SHORT EXERCISE:
Go over the entries below line by line, copying each one that contains the word "xlabel".

>> Begin GIVEN ENTRIES

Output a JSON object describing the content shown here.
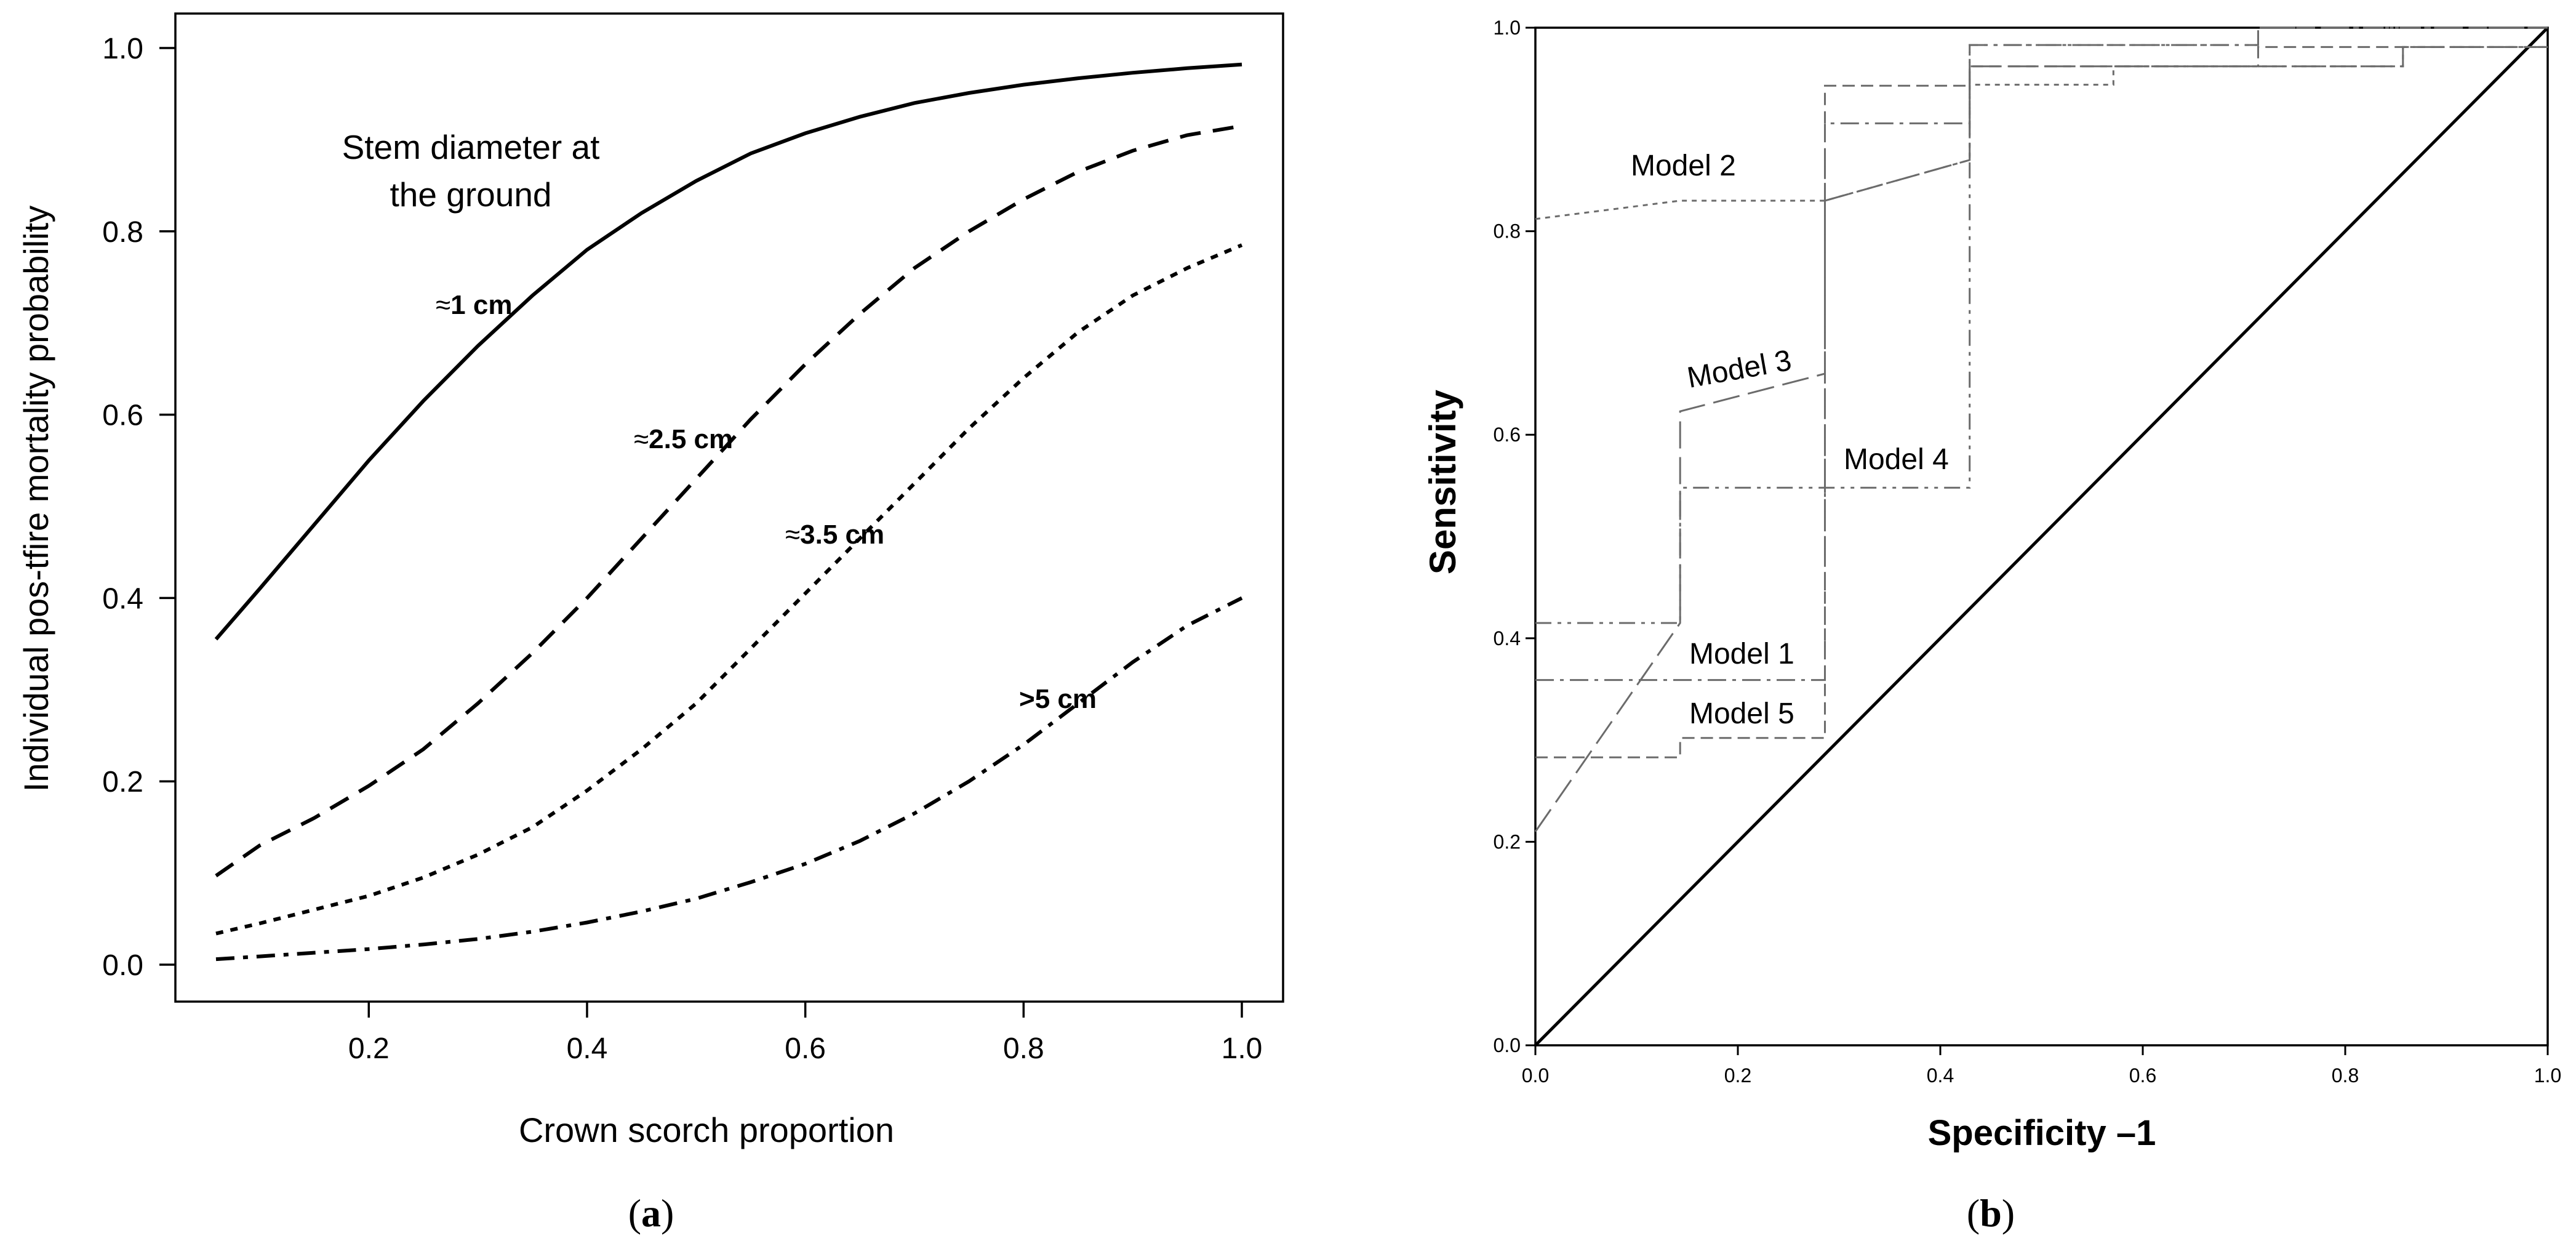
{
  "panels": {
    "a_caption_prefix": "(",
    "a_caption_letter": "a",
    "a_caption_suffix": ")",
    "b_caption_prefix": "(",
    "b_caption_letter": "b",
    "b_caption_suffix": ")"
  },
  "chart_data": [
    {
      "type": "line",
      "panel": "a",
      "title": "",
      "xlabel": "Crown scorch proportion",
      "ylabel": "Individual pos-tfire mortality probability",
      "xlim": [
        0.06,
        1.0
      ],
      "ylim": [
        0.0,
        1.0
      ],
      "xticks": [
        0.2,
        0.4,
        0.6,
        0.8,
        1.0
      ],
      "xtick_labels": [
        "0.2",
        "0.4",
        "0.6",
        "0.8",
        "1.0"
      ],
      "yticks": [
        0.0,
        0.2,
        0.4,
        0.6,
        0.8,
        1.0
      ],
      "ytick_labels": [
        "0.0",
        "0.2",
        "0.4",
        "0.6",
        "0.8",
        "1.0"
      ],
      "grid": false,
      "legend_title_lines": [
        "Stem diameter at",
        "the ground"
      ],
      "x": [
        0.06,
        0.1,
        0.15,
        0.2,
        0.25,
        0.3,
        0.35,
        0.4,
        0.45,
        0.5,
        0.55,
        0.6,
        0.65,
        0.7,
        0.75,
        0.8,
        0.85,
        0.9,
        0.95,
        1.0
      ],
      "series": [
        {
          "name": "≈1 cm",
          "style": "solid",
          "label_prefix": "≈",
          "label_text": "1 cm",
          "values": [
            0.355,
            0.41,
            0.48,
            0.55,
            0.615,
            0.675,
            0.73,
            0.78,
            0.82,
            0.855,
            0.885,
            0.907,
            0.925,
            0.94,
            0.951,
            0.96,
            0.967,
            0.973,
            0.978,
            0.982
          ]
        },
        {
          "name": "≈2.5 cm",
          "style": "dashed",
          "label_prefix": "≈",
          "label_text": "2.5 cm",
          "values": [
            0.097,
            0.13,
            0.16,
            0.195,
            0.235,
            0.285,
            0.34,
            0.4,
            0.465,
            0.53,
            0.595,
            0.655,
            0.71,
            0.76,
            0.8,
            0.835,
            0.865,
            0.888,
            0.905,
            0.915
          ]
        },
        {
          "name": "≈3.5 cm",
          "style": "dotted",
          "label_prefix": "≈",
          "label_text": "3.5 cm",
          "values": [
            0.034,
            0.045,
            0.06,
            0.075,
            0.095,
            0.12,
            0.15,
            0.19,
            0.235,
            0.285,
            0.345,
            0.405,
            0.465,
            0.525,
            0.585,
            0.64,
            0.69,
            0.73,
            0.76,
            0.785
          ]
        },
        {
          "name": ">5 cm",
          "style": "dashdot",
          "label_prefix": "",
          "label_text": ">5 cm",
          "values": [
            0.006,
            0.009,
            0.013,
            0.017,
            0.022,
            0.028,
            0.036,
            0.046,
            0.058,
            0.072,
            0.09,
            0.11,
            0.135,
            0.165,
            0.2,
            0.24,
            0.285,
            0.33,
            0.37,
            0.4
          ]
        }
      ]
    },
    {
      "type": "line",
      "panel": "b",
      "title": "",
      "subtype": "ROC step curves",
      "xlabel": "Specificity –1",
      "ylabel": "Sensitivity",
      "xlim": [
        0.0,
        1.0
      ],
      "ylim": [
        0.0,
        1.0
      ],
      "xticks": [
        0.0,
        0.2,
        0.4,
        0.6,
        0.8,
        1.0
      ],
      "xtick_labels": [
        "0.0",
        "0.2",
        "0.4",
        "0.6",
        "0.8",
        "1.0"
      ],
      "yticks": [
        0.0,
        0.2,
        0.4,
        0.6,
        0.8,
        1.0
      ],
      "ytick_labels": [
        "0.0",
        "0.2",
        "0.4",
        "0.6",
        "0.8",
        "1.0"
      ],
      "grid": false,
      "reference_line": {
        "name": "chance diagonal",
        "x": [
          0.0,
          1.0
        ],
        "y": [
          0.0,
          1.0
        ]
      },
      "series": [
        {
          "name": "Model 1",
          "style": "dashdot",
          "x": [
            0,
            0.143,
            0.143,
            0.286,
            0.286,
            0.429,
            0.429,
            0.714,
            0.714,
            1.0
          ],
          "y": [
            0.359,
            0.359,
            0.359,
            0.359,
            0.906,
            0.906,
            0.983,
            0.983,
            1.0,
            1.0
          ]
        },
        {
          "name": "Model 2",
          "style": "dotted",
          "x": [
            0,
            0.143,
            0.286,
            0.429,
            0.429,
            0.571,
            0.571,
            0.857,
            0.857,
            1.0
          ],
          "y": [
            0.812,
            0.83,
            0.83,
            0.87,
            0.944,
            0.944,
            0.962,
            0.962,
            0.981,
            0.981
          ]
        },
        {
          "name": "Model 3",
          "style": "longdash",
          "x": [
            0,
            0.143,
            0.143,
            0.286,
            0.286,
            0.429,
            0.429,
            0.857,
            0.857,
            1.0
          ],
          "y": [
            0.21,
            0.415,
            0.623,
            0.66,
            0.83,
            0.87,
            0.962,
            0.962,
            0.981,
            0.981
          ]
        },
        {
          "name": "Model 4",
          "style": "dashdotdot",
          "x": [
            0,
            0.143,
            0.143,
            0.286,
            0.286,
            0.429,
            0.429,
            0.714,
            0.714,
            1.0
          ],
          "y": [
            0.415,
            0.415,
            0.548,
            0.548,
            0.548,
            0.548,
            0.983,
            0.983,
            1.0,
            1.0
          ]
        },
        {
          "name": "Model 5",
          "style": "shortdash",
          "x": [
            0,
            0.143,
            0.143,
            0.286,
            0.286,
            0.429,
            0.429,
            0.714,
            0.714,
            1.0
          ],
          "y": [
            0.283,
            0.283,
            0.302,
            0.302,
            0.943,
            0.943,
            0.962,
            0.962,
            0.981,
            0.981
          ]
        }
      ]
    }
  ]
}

>> End GIVEN ENTRIES
>> Begin GIVEN ENTRIES

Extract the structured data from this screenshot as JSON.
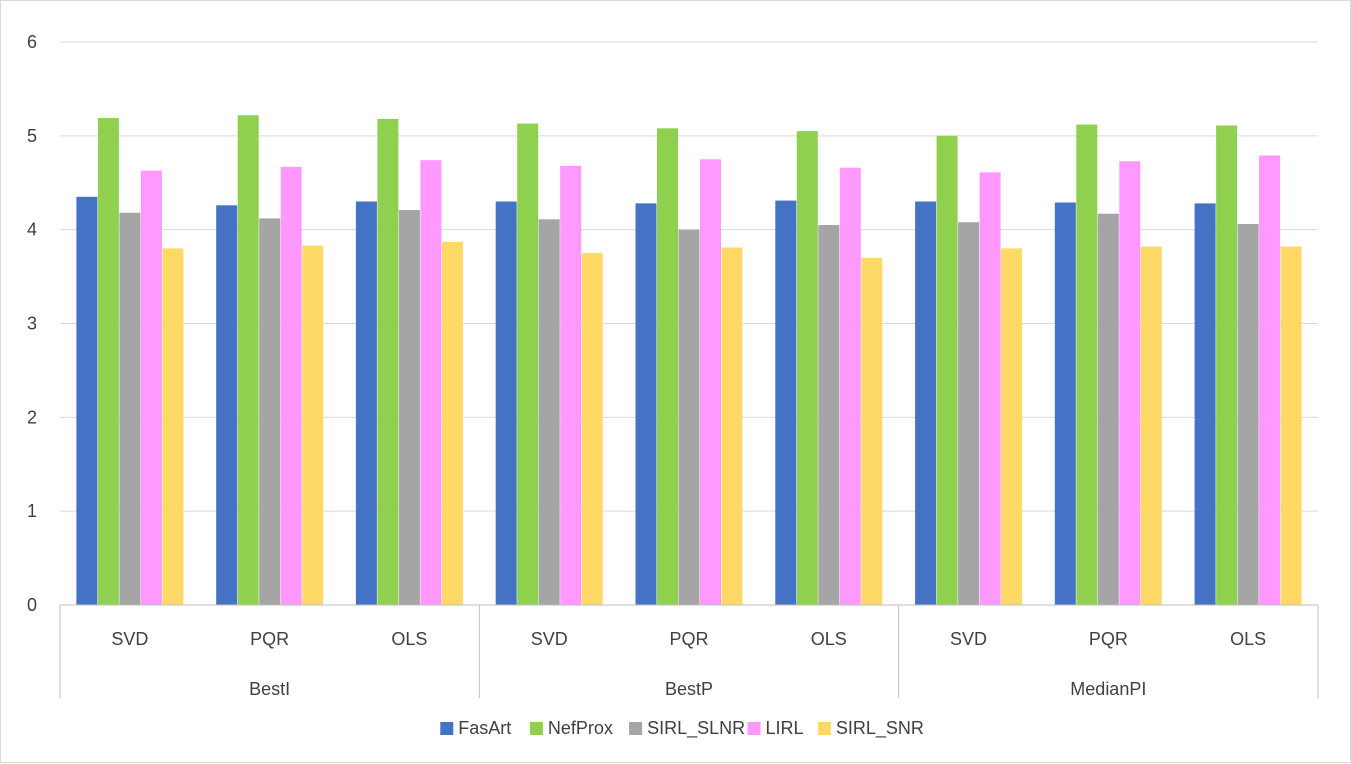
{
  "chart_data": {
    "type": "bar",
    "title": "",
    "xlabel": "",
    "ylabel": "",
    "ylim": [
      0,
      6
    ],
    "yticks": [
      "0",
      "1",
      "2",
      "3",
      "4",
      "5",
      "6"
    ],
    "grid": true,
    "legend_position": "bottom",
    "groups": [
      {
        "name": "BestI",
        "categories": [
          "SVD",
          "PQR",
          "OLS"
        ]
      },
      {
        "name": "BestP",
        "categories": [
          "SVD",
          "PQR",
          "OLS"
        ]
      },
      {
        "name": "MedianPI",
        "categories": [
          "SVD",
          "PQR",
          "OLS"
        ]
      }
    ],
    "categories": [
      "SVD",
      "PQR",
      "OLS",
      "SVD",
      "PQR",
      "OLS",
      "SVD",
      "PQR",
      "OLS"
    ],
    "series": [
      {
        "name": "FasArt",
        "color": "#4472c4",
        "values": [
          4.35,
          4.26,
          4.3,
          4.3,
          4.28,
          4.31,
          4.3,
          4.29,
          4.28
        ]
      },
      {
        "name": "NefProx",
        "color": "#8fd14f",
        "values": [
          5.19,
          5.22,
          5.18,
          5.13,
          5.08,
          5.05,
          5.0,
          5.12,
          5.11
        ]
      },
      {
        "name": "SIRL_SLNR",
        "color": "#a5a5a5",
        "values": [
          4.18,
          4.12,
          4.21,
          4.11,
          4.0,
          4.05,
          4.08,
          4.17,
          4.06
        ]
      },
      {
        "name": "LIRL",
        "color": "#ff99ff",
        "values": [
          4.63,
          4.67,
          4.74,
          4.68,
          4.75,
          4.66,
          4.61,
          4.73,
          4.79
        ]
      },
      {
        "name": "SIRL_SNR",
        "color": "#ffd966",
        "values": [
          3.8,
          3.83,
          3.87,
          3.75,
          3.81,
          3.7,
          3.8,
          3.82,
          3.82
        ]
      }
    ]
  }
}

>> End GIVEN ENTRIES

SOLUTION TO THIS PROBLEM:
      "xlabel": "Crown scorch proportion",
      "xlabel": "Specificity –1",
    "xlabel": "",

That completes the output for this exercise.